#### [Written instruction]
Show every line containing "cursiva" by copying it.

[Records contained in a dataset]
>> begin
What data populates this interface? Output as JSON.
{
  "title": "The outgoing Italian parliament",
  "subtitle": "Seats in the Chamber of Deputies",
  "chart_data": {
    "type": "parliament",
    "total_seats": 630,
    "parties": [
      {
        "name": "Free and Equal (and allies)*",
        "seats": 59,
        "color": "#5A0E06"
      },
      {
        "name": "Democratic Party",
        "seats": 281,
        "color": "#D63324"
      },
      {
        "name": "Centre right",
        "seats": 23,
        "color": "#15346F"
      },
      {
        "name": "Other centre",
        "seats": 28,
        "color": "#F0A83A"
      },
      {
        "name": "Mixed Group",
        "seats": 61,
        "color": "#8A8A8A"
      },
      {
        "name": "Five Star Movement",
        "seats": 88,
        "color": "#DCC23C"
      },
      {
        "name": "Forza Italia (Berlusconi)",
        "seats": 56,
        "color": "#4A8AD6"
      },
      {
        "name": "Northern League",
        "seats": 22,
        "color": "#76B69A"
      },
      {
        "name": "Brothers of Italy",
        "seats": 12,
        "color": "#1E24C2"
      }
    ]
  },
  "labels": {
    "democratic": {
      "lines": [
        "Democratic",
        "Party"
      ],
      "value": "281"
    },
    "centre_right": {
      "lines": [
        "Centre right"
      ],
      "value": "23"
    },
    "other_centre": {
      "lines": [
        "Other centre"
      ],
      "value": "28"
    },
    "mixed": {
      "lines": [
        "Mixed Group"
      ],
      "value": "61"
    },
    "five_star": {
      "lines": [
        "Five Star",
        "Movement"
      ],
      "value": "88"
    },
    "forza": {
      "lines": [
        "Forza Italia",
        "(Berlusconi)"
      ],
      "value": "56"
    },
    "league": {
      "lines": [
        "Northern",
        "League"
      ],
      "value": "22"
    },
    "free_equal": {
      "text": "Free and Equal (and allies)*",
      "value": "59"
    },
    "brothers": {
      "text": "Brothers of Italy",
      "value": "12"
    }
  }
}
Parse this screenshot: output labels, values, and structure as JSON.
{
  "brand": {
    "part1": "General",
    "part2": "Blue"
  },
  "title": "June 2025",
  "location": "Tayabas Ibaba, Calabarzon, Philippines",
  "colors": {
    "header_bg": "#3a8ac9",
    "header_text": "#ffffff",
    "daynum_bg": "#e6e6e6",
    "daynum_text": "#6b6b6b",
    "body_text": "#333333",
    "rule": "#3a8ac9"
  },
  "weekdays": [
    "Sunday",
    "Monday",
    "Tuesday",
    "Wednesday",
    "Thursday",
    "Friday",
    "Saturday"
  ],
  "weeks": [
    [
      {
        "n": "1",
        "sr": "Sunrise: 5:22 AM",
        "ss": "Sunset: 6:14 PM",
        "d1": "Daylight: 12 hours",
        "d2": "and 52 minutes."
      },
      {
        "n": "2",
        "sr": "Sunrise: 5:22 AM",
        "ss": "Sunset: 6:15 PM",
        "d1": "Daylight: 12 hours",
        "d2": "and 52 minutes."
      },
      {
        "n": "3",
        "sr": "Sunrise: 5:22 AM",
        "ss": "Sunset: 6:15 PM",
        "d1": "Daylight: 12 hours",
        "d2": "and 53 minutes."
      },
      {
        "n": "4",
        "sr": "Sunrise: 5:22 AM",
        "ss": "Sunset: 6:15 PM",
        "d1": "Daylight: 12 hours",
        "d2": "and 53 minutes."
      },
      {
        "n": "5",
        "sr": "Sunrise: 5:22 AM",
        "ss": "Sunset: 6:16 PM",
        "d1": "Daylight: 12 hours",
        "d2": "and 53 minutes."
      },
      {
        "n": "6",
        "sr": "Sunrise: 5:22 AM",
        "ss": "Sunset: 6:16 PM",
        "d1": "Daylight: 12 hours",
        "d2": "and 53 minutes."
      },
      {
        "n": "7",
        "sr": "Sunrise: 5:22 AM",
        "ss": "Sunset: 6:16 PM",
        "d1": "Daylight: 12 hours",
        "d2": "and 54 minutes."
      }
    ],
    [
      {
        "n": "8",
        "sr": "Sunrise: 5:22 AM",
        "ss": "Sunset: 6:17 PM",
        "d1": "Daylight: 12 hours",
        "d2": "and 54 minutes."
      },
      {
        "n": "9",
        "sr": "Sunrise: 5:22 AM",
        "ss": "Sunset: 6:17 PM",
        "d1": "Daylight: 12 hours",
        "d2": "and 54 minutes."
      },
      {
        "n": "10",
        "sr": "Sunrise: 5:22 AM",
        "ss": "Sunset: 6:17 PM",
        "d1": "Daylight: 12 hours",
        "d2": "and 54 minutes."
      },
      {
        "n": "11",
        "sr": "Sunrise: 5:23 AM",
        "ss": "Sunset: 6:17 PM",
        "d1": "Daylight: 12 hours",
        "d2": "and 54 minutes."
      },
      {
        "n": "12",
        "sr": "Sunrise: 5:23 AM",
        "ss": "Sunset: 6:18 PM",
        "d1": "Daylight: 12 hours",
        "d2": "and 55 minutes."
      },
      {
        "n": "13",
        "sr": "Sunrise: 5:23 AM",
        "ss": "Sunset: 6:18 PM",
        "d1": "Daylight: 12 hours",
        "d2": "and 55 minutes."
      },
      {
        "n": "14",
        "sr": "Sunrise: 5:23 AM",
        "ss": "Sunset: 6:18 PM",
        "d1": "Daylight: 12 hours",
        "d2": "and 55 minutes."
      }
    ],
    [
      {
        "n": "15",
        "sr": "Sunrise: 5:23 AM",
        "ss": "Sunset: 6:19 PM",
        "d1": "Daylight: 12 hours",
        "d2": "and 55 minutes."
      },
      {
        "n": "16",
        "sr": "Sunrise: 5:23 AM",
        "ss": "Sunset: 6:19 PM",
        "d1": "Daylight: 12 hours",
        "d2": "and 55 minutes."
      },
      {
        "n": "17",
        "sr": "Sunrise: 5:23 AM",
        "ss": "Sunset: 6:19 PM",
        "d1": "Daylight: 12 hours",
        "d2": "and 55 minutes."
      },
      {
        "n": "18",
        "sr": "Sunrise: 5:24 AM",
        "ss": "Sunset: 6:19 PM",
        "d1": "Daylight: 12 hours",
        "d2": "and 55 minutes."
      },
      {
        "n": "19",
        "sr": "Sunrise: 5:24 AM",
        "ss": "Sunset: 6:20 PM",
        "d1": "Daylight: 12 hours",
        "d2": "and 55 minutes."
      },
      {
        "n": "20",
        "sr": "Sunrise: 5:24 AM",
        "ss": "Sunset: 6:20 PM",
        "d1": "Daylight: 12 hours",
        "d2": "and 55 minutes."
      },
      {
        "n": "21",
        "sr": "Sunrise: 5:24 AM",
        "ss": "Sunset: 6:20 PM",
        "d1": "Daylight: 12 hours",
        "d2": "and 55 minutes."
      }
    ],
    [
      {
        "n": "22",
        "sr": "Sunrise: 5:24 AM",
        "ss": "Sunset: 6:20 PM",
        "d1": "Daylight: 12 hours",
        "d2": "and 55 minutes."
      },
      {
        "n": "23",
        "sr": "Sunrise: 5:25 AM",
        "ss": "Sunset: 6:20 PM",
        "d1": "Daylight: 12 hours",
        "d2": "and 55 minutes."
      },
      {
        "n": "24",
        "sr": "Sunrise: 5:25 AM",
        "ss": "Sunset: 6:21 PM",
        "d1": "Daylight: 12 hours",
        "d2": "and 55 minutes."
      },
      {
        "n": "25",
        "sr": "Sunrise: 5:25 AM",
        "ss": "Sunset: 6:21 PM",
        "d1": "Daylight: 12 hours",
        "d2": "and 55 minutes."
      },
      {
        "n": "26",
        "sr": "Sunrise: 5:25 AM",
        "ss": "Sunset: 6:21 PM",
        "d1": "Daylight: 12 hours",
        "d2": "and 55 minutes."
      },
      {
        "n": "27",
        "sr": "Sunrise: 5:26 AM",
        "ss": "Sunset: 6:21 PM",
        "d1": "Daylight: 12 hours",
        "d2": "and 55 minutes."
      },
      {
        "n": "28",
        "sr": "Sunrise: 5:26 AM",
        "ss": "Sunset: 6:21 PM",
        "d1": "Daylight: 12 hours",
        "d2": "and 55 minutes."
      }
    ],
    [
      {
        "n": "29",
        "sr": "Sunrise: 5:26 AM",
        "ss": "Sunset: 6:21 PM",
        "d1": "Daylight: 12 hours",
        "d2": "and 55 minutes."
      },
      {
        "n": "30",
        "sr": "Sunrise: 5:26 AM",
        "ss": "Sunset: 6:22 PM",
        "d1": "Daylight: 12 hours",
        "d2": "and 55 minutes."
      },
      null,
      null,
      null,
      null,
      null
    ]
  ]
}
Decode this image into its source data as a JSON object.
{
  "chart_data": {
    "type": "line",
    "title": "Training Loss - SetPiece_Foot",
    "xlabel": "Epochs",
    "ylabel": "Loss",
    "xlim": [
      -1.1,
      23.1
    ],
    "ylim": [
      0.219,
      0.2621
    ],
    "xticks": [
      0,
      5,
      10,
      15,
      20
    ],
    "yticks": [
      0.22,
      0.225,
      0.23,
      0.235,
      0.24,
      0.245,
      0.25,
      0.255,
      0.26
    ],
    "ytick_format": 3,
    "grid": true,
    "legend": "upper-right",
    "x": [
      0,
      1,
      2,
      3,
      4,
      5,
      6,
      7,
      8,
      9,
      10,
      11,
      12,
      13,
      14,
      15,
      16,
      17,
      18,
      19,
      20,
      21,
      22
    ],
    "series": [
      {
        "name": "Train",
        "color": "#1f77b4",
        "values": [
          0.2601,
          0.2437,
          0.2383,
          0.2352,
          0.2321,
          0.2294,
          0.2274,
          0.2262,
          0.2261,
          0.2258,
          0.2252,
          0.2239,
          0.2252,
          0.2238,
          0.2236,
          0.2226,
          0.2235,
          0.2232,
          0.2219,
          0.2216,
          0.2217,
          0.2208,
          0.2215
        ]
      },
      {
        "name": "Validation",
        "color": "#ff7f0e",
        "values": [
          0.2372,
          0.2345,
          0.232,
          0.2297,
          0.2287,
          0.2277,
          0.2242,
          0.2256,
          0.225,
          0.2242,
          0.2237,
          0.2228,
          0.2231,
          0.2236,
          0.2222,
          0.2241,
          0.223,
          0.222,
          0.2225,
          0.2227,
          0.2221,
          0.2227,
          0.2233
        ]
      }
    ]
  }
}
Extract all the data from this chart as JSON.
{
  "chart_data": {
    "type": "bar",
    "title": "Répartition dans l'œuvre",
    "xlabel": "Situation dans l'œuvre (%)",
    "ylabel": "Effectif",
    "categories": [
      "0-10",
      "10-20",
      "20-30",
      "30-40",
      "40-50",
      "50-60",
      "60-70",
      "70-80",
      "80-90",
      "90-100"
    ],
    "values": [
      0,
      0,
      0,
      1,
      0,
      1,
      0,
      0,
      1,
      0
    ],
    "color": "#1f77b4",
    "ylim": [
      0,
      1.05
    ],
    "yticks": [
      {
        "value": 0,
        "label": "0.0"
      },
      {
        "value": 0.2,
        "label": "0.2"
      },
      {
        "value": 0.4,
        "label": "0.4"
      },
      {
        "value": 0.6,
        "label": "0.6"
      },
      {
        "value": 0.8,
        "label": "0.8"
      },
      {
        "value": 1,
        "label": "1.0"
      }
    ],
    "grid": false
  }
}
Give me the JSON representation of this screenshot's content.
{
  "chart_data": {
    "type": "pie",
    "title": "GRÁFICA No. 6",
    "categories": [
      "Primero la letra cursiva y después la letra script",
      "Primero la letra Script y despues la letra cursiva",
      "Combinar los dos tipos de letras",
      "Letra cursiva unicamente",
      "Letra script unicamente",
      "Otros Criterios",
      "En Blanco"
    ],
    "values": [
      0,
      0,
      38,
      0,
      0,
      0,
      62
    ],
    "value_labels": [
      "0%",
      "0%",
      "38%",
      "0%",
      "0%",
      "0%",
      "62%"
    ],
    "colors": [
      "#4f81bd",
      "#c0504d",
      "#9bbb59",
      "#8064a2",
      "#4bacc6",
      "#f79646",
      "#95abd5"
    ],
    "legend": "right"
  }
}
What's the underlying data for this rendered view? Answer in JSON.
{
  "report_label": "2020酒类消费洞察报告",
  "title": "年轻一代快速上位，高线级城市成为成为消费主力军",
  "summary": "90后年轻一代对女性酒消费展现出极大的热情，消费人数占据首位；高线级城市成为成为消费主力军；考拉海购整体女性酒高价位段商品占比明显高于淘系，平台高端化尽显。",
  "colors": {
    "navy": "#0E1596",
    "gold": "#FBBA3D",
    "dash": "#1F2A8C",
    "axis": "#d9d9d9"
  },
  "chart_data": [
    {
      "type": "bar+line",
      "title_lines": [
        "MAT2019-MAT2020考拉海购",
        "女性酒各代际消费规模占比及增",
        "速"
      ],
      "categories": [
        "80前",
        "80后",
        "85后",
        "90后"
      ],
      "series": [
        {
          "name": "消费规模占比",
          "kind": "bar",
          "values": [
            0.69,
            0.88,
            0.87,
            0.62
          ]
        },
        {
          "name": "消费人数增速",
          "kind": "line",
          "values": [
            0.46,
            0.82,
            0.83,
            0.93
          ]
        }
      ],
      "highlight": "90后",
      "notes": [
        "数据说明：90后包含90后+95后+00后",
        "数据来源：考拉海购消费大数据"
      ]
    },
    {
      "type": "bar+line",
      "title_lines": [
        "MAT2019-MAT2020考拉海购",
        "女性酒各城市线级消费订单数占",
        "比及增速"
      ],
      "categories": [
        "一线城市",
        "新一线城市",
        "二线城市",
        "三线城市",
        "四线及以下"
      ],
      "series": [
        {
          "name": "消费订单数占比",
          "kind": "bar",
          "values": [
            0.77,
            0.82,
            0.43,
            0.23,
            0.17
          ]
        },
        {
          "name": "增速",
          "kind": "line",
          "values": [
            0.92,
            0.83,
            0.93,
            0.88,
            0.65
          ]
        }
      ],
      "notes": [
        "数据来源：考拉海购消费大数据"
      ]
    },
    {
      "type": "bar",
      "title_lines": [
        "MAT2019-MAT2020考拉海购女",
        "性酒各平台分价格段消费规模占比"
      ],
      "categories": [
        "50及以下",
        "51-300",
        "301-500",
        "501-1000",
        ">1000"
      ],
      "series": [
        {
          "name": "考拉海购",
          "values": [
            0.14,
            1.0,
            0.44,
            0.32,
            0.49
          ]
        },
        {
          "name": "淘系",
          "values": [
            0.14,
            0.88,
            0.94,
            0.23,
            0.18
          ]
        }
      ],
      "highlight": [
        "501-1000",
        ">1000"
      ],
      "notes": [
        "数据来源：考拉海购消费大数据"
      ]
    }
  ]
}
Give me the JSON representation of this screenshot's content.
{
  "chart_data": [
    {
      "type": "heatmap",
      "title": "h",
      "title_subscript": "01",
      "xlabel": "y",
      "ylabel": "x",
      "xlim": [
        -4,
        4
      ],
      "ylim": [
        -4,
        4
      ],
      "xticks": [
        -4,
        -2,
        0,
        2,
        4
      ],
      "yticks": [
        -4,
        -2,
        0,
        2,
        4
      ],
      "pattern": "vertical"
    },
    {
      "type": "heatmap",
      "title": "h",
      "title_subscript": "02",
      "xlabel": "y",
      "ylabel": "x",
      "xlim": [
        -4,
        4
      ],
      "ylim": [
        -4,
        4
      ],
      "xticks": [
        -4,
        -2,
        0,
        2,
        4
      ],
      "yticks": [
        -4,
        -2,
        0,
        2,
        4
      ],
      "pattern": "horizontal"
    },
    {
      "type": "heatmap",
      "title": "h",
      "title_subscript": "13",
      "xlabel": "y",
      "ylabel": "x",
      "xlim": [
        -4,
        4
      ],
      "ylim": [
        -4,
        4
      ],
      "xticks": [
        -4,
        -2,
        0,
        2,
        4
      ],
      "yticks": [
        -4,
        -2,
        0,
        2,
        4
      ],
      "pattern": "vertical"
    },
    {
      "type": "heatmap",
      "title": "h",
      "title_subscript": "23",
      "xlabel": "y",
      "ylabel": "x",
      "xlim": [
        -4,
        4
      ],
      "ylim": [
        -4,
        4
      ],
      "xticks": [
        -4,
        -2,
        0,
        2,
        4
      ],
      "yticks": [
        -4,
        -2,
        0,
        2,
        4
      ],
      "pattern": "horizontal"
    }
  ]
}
>> end
#### [Result of the task]
      "Primero la letra cursiva y después la letra script",
      "Primero la letra Script y despues la letra cursiva",
      "Letra cursiva unicamente",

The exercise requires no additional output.